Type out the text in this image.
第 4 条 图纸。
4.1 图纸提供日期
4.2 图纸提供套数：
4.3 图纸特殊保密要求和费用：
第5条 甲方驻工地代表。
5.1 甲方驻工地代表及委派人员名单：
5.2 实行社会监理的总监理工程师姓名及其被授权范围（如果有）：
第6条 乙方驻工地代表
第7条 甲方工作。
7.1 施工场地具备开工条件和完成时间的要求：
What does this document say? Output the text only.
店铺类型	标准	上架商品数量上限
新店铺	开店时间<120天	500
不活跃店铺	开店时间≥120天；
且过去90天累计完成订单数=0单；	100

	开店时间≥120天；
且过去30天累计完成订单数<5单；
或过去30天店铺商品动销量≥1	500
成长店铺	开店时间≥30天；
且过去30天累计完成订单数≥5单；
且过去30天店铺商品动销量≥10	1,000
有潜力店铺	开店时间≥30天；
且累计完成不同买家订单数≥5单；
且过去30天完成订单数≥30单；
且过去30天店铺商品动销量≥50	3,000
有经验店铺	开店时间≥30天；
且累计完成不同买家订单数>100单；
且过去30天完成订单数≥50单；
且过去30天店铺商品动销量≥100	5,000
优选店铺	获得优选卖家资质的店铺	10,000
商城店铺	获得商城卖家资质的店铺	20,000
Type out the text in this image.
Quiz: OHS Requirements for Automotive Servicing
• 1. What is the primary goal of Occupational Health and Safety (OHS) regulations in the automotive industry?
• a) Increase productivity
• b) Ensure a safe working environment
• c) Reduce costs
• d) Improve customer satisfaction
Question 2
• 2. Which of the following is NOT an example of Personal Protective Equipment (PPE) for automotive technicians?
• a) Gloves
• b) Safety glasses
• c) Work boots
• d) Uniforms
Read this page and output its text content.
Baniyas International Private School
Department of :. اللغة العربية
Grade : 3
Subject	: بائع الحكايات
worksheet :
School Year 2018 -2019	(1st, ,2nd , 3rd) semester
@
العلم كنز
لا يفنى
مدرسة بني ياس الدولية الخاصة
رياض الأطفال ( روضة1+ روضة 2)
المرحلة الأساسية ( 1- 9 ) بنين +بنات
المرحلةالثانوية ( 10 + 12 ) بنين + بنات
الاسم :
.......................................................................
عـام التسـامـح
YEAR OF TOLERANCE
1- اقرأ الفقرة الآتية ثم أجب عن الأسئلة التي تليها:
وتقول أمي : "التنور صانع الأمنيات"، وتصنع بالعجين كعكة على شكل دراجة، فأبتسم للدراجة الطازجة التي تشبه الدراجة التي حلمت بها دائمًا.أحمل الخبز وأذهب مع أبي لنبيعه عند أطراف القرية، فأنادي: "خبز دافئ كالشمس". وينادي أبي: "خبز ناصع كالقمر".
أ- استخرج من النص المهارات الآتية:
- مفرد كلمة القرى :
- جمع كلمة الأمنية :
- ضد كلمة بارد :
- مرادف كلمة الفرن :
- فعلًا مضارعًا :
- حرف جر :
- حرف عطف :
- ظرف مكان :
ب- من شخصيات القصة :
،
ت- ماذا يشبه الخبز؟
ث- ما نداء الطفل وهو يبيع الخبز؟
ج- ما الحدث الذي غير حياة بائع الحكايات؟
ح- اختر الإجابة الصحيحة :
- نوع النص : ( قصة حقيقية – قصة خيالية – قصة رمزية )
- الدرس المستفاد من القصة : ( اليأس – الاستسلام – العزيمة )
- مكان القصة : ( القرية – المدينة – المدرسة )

---*---

Which lines hold the word "this"? Copy every one of them.

## RESULT
Type out the text in this image.
What does this document say? Output the text only.
Type out the text in this image.
Read this page and output its text content.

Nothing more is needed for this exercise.